▶ _GIVEN TASK_: From the material below, list every line containing "Velocity".

▶ _Records excerpted from a collection_:
━━━━━━━━━━━━━━━━━━━━

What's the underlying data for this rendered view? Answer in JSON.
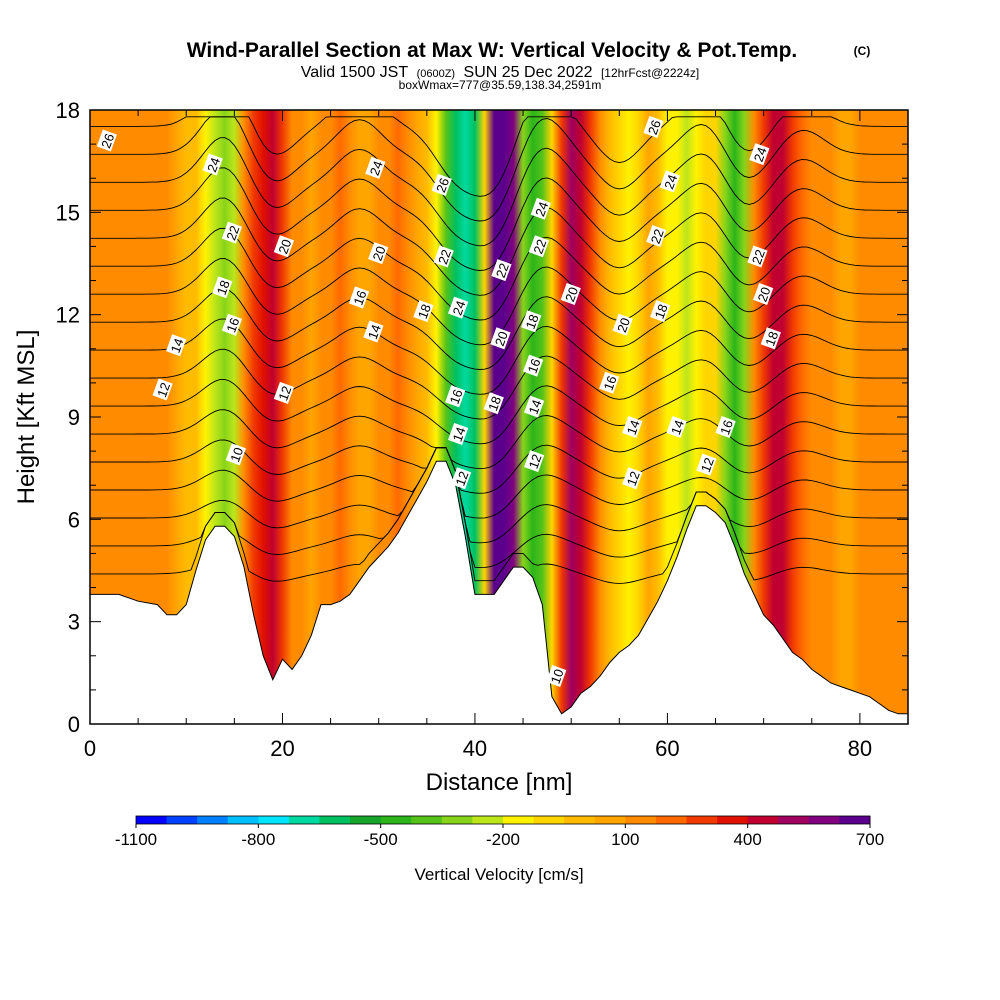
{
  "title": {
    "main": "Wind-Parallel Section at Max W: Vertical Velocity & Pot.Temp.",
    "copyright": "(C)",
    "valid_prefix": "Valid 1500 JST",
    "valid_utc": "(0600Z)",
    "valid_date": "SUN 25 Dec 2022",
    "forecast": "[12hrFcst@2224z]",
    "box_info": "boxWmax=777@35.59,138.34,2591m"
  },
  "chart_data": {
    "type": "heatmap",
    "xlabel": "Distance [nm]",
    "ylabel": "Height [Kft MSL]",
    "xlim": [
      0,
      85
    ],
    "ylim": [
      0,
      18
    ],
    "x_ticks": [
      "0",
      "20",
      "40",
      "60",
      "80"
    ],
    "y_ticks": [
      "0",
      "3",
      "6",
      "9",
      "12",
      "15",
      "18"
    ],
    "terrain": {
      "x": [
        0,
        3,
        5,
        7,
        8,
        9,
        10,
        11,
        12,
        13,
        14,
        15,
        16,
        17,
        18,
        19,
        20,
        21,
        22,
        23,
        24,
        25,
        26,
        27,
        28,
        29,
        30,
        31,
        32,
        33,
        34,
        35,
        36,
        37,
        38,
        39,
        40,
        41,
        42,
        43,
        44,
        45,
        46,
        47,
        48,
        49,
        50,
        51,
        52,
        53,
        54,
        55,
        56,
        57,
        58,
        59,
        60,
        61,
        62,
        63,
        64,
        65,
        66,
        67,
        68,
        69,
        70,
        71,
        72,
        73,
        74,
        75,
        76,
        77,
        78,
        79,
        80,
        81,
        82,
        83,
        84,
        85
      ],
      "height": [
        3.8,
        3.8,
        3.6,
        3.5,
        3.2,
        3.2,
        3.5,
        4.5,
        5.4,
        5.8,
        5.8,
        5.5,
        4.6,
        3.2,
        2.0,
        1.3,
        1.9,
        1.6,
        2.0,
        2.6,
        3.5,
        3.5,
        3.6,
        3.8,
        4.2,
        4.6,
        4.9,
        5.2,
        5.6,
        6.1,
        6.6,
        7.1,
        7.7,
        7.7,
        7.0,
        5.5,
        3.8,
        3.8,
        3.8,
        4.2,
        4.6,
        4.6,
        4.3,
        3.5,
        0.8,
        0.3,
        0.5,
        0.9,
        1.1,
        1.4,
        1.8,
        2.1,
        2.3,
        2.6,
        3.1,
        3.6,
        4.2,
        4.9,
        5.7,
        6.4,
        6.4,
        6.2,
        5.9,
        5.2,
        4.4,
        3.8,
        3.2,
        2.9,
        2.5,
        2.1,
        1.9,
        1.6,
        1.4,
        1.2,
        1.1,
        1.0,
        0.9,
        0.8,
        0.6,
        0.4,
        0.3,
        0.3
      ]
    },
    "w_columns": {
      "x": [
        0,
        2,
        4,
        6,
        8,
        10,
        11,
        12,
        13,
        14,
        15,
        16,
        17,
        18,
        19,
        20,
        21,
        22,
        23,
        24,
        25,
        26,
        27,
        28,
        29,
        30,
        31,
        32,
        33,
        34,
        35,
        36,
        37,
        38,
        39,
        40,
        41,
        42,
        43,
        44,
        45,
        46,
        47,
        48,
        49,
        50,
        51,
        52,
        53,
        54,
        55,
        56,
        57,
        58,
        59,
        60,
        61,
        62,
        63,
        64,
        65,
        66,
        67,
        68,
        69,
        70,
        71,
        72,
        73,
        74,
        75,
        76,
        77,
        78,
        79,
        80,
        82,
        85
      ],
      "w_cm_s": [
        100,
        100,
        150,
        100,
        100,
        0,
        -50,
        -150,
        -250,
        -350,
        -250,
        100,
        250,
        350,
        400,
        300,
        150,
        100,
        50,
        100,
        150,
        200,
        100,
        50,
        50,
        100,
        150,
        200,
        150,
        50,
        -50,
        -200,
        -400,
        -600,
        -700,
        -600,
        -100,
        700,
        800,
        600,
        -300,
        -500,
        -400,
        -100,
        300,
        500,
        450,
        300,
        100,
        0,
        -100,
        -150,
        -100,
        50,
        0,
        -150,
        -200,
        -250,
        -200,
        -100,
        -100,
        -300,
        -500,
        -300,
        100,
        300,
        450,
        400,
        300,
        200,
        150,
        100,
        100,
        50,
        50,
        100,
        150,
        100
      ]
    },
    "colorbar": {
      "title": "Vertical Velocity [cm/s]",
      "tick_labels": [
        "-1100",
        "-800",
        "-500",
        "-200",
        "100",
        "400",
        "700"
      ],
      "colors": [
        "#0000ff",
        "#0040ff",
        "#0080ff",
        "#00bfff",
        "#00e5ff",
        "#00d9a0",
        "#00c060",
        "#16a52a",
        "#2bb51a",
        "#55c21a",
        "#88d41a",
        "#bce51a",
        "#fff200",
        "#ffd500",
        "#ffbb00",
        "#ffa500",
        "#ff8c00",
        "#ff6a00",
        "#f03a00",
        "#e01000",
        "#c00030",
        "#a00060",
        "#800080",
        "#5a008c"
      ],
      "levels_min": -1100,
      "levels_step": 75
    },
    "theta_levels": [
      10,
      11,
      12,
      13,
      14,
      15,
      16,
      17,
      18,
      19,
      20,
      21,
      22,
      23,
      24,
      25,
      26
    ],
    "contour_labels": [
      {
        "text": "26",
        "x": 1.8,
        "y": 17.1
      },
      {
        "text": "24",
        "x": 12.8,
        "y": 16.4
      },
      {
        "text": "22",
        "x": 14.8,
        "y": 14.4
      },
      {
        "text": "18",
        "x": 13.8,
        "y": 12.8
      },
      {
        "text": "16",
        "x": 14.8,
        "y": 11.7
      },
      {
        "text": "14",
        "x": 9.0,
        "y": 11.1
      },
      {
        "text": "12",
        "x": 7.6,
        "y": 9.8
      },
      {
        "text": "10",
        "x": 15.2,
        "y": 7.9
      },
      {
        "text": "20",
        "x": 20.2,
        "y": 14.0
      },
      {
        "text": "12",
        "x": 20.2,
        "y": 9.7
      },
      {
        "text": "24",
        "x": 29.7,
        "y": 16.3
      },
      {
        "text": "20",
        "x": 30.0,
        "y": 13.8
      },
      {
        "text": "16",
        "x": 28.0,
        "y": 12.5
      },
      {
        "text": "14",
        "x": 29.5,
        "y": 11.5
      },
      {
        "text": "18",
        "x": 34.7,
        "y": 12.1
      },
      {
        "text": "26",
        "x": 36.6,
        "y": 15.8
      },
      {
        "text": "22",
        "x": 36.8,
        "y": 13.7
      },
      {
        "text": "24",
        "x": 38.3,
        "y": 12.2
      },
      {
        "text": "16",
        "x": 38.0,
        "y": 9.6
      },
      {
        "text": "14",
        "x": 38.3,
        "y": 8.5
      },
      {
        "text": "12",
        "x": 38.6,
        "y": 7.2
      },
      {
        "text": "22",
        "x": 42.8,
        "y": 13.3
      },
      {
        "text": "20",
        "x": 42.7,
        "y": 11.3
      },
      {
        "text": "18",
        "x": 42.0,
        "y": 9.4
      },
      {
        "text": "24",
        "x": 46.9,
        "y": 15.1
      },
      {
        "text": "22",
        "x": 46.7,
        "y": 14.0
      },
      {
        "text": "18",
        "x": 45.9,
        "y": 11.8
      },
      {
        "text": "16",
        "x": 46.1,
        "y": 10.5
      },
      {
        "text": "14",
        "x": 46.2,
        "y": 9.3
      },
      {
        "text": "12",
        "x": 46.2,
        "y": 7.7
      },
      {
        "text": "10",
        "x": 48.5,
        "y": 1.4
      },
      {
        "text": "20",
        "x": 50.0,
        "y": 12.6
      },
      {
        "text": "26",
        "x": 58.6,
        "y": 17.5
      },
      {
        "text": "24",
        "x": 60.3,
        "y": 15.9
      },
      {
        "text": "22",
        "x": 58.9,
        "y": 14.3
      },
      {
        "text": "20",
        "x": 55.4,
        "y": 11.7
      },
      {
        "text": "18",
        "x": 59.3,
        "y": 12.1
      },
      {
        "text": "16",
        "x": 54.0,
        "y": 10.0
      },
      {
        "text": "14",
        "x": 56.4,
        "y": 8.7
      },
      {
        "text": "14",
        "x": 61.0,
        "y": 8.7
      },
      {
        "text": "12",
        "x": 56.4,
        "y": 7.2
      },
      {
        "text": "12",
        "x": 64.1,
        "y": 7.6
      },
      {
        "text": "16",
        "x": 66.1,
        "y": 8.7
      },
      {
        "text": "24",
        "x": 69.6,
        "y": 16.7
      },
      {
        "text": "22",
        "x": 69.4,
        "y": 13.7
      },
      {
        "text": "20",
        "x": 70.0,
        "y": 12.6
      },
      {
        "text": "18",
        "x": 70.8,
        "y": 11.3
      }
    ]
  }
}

━━━━━━━━━━━━━━━━━━━━

▶ _RESPONSE TO THE TASK_:
    "main": "Wind-Parallel Section at Max W: Vertical Velocity & Pot.Temp.",
      "title": "Vertical Velocity [cm/s]",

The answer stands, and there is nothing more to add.